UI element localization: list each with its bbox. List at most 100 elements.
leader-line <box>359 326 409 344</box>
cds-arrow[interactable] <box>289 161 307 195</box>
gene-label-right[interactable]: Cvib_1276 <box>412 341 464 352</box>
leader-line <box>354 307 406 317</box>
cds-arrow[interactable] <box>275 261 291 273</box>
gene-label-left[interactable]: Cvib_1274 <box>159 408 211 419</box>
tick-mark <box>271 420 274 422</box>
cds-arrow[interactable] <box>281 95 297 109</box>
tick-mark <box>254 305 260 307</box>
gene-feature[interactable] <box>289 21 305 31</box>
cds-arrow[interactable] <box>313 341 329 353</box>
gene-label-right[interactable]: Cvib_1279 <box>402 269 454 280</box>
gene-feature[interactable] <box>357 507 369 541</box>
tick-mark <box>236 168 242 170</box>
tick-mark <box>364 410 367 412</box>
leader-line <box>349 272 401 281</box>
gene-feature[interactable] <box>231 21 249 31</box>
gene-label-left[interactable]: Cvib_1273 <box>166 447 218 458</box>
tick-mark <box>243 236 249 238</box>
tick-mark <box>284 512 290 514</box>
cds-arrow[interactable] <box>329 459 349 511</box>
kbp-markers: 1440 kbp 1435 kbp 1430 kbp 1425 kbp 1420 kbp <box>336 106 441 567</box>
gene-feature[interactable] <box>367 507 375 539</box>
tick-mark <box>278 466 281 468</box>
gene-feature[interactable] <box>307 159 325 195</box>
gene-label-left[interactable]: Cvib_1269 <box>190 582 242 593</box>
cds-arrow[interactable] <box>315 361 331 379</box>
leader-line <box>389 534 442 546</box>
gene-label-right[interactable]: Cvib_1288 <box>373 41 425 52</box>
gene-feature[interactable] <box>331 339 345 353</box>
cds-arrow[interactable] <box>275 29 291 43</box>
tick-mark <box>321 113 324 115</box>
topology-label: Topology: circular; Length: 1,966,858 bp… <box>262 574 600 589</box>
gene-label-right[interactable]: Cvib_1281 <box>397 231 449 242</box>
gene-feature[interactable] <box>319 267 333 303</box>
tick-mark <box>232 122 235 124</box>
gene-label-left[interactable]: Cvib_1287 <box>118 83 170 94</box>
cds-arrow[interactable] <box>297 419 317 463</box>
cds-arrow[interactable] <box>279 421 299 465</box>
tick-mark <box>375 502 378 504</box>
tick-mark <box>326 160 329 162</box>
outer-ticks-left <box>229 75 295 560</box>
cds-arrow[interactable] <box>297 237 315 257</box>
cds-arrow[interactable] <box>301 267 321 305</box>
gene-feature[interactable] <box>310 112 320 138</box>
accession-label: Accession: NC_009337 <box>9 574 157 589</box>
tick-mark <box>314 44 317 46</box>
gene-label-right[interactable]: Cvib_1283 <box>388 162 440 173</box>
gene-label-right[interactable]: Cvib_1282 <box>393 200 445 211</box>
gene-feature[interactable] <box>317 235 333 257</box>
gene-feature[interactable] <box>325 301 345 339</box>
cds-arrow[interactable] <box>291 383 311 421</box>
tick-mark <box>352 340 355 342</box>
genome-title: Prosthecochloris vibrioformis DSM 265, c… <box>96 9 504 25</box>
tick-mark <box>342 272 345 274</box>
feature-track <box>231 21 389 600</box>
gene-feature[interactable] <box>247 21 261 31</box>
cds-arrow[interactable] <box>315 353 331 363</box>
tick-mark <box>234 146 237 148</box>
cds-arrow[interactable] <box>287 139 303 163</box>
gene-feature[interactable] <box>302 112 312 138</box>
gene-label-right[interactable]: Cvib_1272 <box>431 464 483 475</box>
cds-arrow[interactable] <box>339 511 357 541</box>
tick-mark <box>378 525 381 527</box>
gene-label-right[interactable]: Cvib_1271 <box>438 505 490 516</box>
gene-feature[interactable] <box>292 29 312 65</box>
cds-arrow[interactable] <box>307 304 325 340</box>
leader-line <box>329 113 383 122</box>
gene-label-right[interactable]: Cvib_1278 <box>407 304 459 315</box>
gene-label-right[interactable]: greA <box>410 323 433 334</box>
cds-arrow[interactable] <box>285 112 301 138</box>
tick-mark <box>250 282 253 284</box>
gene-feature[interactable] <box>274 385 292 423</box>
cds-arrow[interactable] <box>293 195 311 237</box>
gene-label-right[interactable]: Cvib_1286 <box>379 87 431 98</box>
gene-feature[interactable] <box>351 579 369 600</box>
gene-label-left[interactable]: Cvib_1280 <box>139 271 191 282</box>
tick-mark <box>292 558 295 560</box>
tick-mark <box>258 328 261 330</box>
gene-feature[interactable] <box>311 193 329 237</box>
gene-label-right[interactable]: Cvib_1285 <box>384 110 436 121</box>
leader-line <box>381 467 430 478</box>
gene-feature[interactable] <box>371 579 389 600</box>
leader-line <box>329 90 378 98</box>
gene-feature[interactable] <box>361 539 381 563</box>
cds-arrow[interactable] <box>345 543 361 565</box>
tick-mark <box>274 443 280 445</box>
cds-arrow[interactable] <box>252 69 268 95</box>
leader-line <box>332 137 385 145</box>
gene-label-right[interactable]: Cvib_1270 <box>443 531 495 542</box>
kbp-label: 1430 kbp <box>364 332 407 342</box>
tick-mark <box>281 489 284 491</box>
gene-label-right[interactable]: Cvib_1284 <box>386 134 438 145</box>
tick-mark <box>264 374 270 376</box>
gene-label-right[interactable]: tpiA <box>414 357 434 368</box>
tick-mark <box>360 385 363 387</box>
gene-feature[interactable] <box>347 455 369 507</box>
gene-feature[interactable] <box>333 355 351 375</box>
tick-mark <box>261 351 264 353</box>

WHAT NEEDS TO BE DONE: Give back each entry so that it matches the original word for word.

EXERCISE OUTPUT:
UI element localization: list each with its bbox. List at most 100 elements.
leader-line <box>359 326 409 344</box>
cds-arrow[interactable] <box>289 161 307 195</box>
gene-label-right[interactable]: Cvib_1276 <box>412 341 464 352</box>
leader-line <box>354 307 406 317</box>
cds-arrow[interactable] <box>275 261 291 273</box>
gene-label-left[interactable]: Cvib_1274 <box>159 408 211 419</box>
tick-mark <box>271 420 274 422</box>
cds-arrow[interactable] <box>281 95 297 109</box>
tick-mark <box>254 305 260 307</box>
gene-feature[interactable] <box>289 21 305 31</box>
cds-arrow[interactable] <box>313 341 329 353</box>
gene-label-right[interactable]: Cvib_1279 <box>402 269 454 280</box>
gene-feature[interactable] <box>357 507 369 541</box>
tick-mark <box>236 168 242 170</box>
tick-mark <box>364 410 367 412</box>
leader-line <box>349 272 401 281</box>
gene-feature[interactable] <box>231 21 249 31</box>
gene-label-left[interactable]: Cvib_1273 <box>166 447 218 458</box>
tick-mark <box>243 236 249 238</box>
tick-mark <box>284 512 290 514</box>
cds-arrow[interactable] <box>329 459 349 511</box>
kbp-markers: 1440 kbp 1435 kbp 1430 kbp 1425 kbp 1420 kbp <box>336 106 441 567</box>
gene-feature[interactable] <box>367 507 375 539</box>
tick-mark <box>278 466 281 468</box>
gene-feature[interactable] <box>307 159 325 195</box>
gene-label-left[interactable]: Cvib_1269 <box>190 582 242 593</box>
cds-arrow[interactable] <box>315 361 331 379</box>
leader-line <box>389 534 442 546</box>
gene-label-right[interactable]: Cvib_1288 <box>373 41 425 52</box>
gene-feature[interactable] <box>331 339 345 353</box>
cds-arrow[interactable] <box>275 29 291 43</box>
tick-mark <box>321 113 324 115</box>
topology-label: Topology: circular; Length: 1,966,858 bp… <box>262 574 600 589</box>
gene-label-right[interactable]: Cvib_1281 <box>397 231 449 242</box>
gene-feature[interactable] <box>319 267 333 303</box>
tick-mark <box>232 122 235 124</box>
gene-label-left[interactable]: Cvib_1287 <box>118 83 170 94</box>
cds-arrow[interactable] <box>297 419 317 463</box>
cds-arrow[interactable] <box>279 421 299 465</box>
tick-mark <box>375 502 378 504</box>
tick-mark <box>326 160 329 162</box>
outer-ticks-left <box>229 75 295 560</box>
cds-arrow[interactable] <box>297 237 315 257</box>
cds-arrow[interactable] <box>301 267 321 305</box>
gene-feature[interactable] <box>310 112 320 138</box>
accession-label: Accession: NC_009337 <box>9 574 157 589</box>
tick-mark <box>314 44 317 46</box>
gene-label-right[interactable]: Cvib_1283 <box>388 162 440 173</box>
gene-label-right[interactable]: Cvib_1282 <box>393 200 445 211</box>
gene-feature[interactable] <box>317 235 333 257</box>
gene-feature[interactable] <box>325 301 345 339</box>
cds-arrow[interactable] <box>291 383 311 421</box>
tick-mark <box>352 340 355 342</box>
genome-title: Prosthecochloris vibrioformis DSM 265, c… <box>96 9 504 25</box>
tick-mark <box>342 272 345 274</box>
feature-track <box>231 21 389 600</box>
gene-feature[interactable] <box>247 21 261 31</box>
cds-arrow[interactable] <box>315 353 331 363</box>
tick-mark <box>234 146 237 148</box>
cds-arrow[interactable] <box>287 139 303 163</box>
gene-feature[interactable] <box>302 112 312 138</box>
gene-label-right[interactable]: Cvib_1272 <box>431 464 483 475</box>
cds-arrow[interactable] <box>339 511 357 541</box>
tick-mark <box>378 525 381 527</box>
gene-label-right[interactable]: Cvib_1271 <box>438 505 490 516</box>
gene-feature[interactable] <box>292 29 312 65</box>
cds-arrow[interactable] <box>307 304 325 340</box>
leader-line <box>329 113 383 122</box>
gene-label-right[interactable]: Cvib_1278 <box>407 304 459 315</box>
gene-label-right[interactable]: greA <box>410 323 433 334</box>
cds-arrow[interactable] <box>285 112 301 138</box>
tick-mark <box>250 282 253 284</box>
gene-feature[interactable] <box>274 385 292 423</box>
cds-arrow[interactable] <box>293 195 311 237</box>
gene-label-right[interactable]: Cvib_1286 <box>379 87 431 98</box>
gene-feature[interactable] <box>351 579 369 600</box>
gene-label-left[interactable]: Cvib_1280 <box>139 271 191 282</box>
tick-mark <box>292 558 295 560</box>
tick-mark <box>258 328 261 330</box>
gene-feature[interactable] <box>311 193 329 237</box>
gene-label-right[interactable]: Cvib_1285 <box>384 110 436 121</box>
leader-line <box>381 467 430 478</box>
gene-feature[interactable] <box>371 579 389 600</box>
leader-line <box>329 90 378 98</box>
gene-feature[interactable] <box>361 539 381 563</box>
cds-arrow[interactable] <box>345 543 361 565</box>
tick-mark <box>274 443 280 445</box>
cds-arrow[interactable] <box>252 69 268 95</box>
leader-line <box>332 137 385 145</box>
gene-label-right[interactable]: Cvib_1270 <box>443 531 495 542</box>
kbp-label: 1430 kbp <box>364 332 407 342</box>
tick-mark <box>281 489 284 491</box>
gene-label-right[interactable]: Cvib_1284 <box>386 134 438 145</box>
tick-mark <box>264 374 270 376</box>
gene-label-right[interactable]: tpiA <box>414 357 434 368</box>
tick-mark <box>360 385 363 387</box>
gene-feature[interactable] <box>347 455 369 507</box>
gene-feature[interactable] <box>333 355 351 375</box>
tick-mark <box>261 351 264 353</box>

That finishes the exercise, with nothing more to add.